[Data entries]

★ ★ ★ ★

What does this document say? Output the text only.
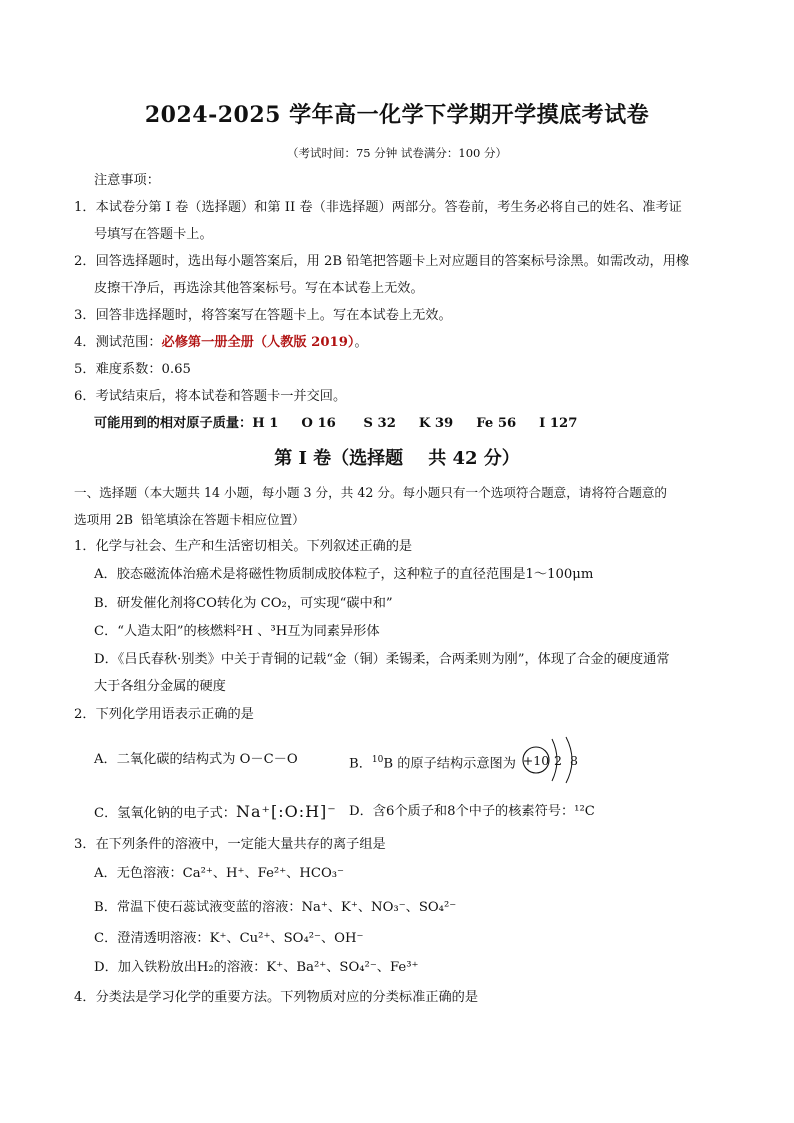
2024-2025 学年高一化学下学期开学摸底考试卷
（考试时间：75 分钟 试卷满分：100 分）
注意事项：
1．本试卷分第 I 卷（选择题）和第 II 卷（非选择题）两部分。答卷前，考生务必将自己的姓名、准考证
号填写在答题卡上。
2．回答选择题时，选出每小题答案后，用 2B 铅笔把答题卡上对应题目的答案标号涂黑。如需改动，用橡
皮擦干净后，再选涂其他答案标号。写在本试卷上无效。
3．回答非选择题时，将答案写在答题卡上。写在本试卷上无效。
4．测试范围：必修第一册全册（人教版 2019）。
5．难度系数：0.65
6．考试结束后，将本试卷和答题卡一并交回。
可能用到的相对原子质量：H 1     O 16      S 32     K 39     Fe 56     I 127
第 I 卷（选择题    共 42 分）
一、选择题（本大题共 14 小题，每小题 3 分，共 42 分。每小题只有一个选项符合题意，请将符合题意的
选项用 2B  铅笔填涂在答题卡相应位置）
1．化学与社会、生产和生活密切相关。下列叙述正确的是
A．胶态磁流体治癌术是将磁性物质制成胶体粒子，这种粒子的直径范围是1～100μm
B．研发催化剂将CO转化为 CO₂，可实现“碳中和”
C．“人造太阳”的核燃料²H 、³H互为同素异形体
D．《吕氏春秋·别类》中关于青铜的记载“金（铜）柔锡柔，合两柔则为刚”，体现了合金的硬度通常
大于各组分金属的硬度
2．下列化学用语表示正确的是
A．二氧化碳的结构式为 O－C－O	B．$^{10}$B 的原子结构示意图为 +10 2 8
C．氢氧化钠的电子式：Na⁺[:O:H]⁻ D．含6个质子和8个中子的核素符号：¹²C
3．在下列条件的溶液中，一定能大量共存的离子组是
A．无色溶液：Ca²⁺、H⁺、Fe²⁺、HCO₃⁻
B．常温下使石蕊试液变蓝的溶液：Na⁺、K⁺、NO₃⁻、SO₄²⁻
C．澄清透明溶液：K⁺、Cu²⁺、SO₄²⁻、OH⁻
D．加入铁粉放出H₂的溶液：K⁺、Ba²⁺、SO₄²⁻、Fe³⁺
4．分类法是学习化学的重要方法。下列物质对应的分类标准正确的是
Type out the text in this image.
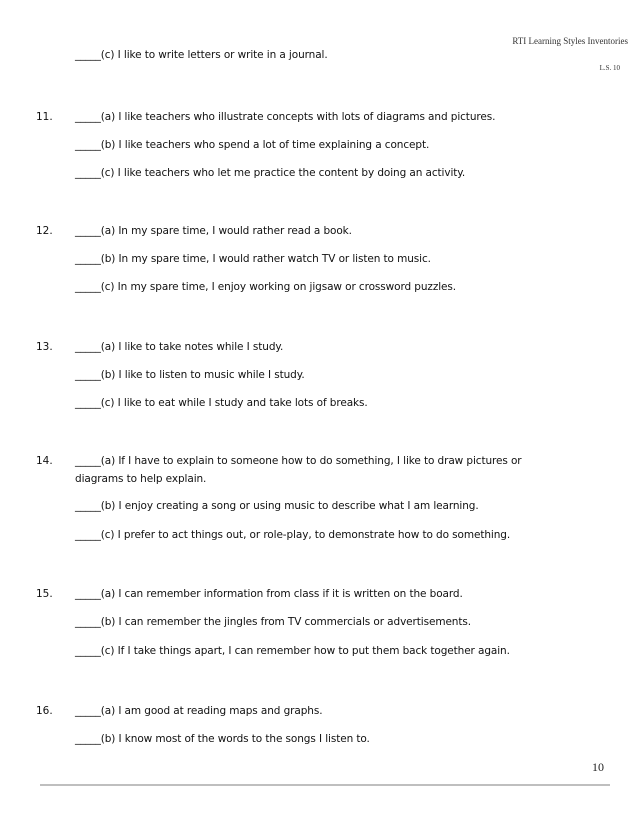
RTI Learning Styles Inventories
L.S. 10
_____(c) I like to write letters or write in a journal.
11. _____(a) I like teachers who illustrate concepts with lots of diagrams and pictures.
_____(b) I like teachers who spend a lot of time explaining a concept.
_____(c) I like teachers who let me practice the content by doing an activity.
12. _____(a) In my spare time, I would rather read a book.
_____(b) In my spare time, I would rather watch TV or listen to music.
_____(c) In my spare time, I enjoy working on jigsaw or crossword puzzles.
13. _____(a) I like to take notes while I study.
_____(b) I like to listen to music while I study.
_____(c) I like to eat while I study and take lots of breaks.
14. _____(a) If I have to explain to someone how to do something, I like to draw pictures or
diagrams to help explain.
_____(b) I enjoy creating a song or using music to describe what I am learning.
_____(c) I prefer to act things out, or role-play, to demonstrate how to do something.
15. _____(a) I can remember information from class if it is written on the board.
_____(b) I can remember the jingles from TV commercials or advertisements.
_____(c) If I take things apart, I can remember how to put them back together again.
16. _____(a) I am good at reading maps and graphs.
_____(b) I know most of the words to the songs I listen to.
10
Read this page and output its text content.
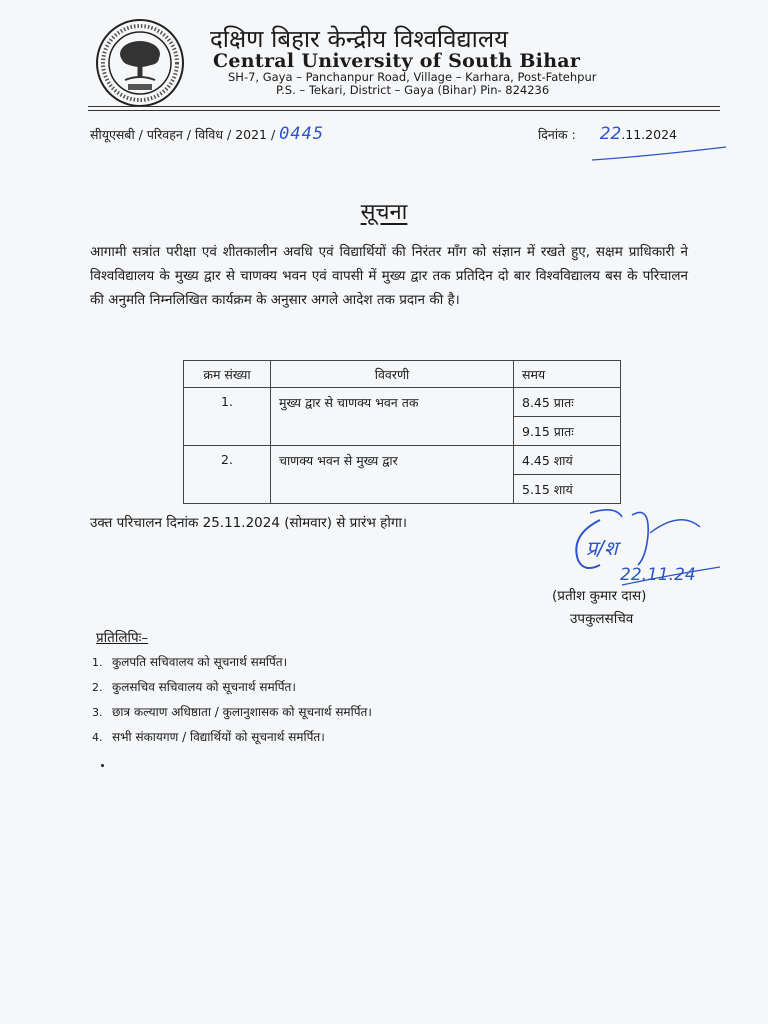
दक्षिण बिहार केन्द्रीय विश्वविद्यालय
Central University of South Bihar
SH-7, Gaya – Panchanpur Road, Village – Karhara, Post-Fatehpur
P.S. – Tekari, District – Gaya (Bihar) Pin- 824236
सीयूएसबी / परिवहन / विविध / 2021 / 0445	दिनांक : 22.11.2024
सूचना
आगामी सत्रांत परीक्षा एवं शीतकालीन अवधि एवं विद्यार्थियों की निरंतर माँग को संज्ञान में रखते हुए, सक्षम प्राधिकारी ने विश्वविद्यालय के मुख्य द्वार से चाणक्य भवन एवं वापसी में मुख्य द्वार तक प्रतिदिन दो बार विश्वविद्यालय बस के परिचालन की अनुमति निम्नलिखित कार्यक्रम के अनुसार अगले आदेश तक प्रदान की है।
क्रम संख्या	विवरणी	समय
1.	मुख्य द्वार से चाणक्य भवन तक	8.45 प्रातः
		9.15 प्रातः
2.	चाणक्य भवन से मुख्य द्वार	4.45 शायं
		5.15 शायं
उक्त परिचालन दिनांक 25.11.2024 (सोमवार) से प्रारंभ होगा।
प्र/श
22.11.24
(प्रतीश कुमार दास)
उपकुलसचिव
प्रतिलिपिः–
1. कुलपति सचिवालय को सूचनार्थ समर्पित।
2. कुलसचिव सचिवालय को सूचनार्थ समर्पित।
3. छात्र कल्याण अधिष्ठाता / कुलानुशासक को सूचनार्थ समर्पित।
4. सभी संकायगण / विद्यार्थियों को सूचनार्थ समर्पित।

★ ★ ★ ★

▶ Task instructions:
Look through the entries above and report the number of lines that contain "time". Write only the number.

▶ Answer in full:
4